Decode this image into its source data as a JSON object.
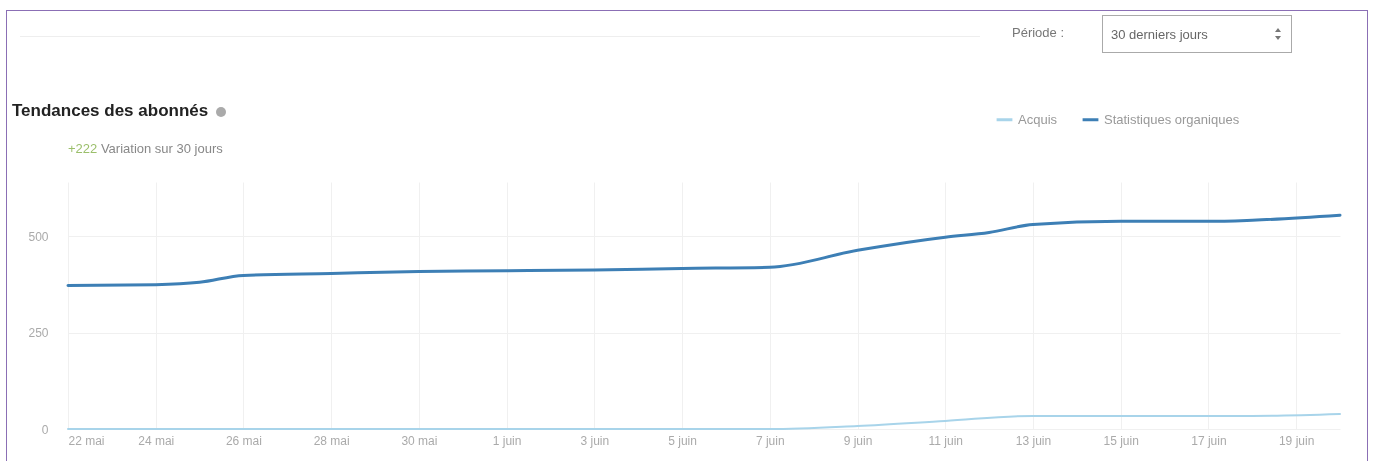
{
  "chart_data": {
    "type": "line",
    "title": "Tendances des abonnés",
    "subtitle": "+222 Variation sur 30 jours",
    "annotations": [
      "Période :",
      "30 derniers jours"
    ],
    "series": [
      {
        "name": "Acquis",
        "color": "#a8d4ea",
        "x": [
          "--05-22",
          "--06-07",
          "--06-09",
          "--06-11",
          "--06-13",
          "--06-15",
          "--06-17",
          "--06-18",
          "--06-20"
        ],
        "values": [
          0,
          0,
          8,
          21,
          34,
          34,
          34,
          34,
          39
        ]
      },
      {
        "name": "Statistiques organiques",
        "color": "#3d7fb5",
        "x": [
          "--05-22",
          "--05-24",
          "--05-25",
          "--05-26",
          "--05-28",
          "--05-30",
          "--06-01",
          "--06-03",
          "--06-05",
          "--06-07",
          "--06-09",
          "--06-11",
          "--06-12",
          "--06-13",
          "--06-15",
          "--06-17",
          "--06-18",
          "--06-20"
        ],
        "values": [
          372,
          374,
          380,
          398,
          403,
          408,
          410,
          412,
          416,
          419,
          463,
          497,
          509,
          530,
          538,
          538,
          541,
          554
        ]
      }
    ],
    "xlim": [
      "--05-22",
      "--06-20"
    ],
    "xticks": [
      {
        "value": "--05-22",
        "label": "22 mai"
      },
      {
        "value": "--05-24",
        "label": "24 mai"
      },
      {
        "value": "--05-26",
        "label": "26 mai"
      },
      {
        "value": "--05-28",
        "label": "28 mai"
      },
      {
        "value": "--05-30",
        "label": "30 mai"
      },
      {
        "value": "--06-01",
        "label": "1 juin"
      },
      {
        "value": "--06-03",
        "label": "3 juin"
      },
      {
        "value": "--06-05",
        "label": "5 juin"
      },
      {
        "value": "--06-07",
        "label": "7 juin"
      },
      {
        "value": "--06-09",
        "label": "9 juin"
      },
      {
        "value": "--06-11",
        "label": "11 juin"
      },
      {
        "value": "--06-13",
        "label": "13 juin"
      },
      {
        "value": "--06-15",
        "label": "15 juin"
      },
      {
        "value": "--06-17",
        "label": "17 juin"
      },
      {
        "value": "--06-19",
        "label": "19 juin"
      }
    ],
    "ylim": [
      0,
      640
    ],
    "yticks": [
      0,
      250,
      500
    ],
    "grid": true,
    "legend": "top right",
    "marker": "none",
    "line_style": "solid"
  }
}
-=-=-=-=-
**Stated goal:** Copy each line in full and exactly, omitting any picture.

**Worked solution:**
Decode this image into its source data as a JSON object.
{
  "chart_data": {
    "type": "line",
    "title": "Tendances des abonnés",
    "subtitle": "+222 Variation sur 30 jours",
    "annotations": [
      "Période :",
      "30 derniers jours"
    ],
    "series": [
      {
        "name": "Acquis",
        "color": "#a8d4ea",
        "x": [
          "--05-22",
          "--06-07",
          "--06-09",
          "--06-11",
          "--06-13",
          "--06-15",
          "--06-17",
          "--06-18",
          "--06-20"
        ],
        "values": [
          0,
          0,
          8,
          21,
          34,
          34,
          34,
          34,
          39
        ]
      },
      {
        "name": "Statistiques organiques",
        "color": "#3d7fb5",
        "x": [
          "--05-22",
          "--05-24",
          "--05-25",
          "--05-26",
          "--05-28",
          "--05-30",
          "--06-01",
          "--06-03",
          "--06-05",
          "--06-07",
          "--06-09",
          "--06-11",
          "--06-12",
          "--06-13",
          "--06-15",
          "--06-17",
          "--06-18",
          "--06-20"
        ],
        "values": [
          372,
          374,
          380,
          398,
          403,
          408,
          410,
          412,
          416,
          419,
          463,
          497,
          509,
          530,
          538,
          538,
          541,
          554
        ]
      }
    ],
    "xlim": [
      "--05-22",
      "--06-20"
    ],
    "xticks": [
      {
        "value": "--05-22",
        "label": "22 mai"
      },
      {
        "value": "--05-24",
        "label": "24 mai"
      },
      {
        "value": "--05-26",
        "label": "26 mai"
      },
      {
        "value": "--05-28",
        "label": "28 mai"
      },
      {
        "value": "--05-30",
        "label": "30 mai"
      },
      {
        "value": "--06-01",
        "label": "1 juin"
      },
      {
        "value": "--06-03",
        "label": "3 juin"
      },
      {
        "value": "--06-05",
        "label": "5 juin"
      },
      {
        "value": "--06-07",
        "label": "7 juin"
      },
      {
        "value": "--06-09",
        "label": "9 juin"
      },
      {
        "value": "--06-11",
        "label": "11 juin"
      },
      {
        "value": "--06-13",
        "label": "13 juin"
      },
      {
        "value": "--06-15",
        "label": "15 juin"
      },
      {
        "value": "--06-17",
        "label": "17 juin"
      },
      {
        "value": "--06-19",
        "label": "19 juin"
      }
    ],
    "ylim": [
      0,
      640
    ],
    "yticks": [
      0,
      250,
      500
    ],
    "grid": true,
    "legend": "top right",
    "marker": "none",
    "line_style": "solid"
  }
}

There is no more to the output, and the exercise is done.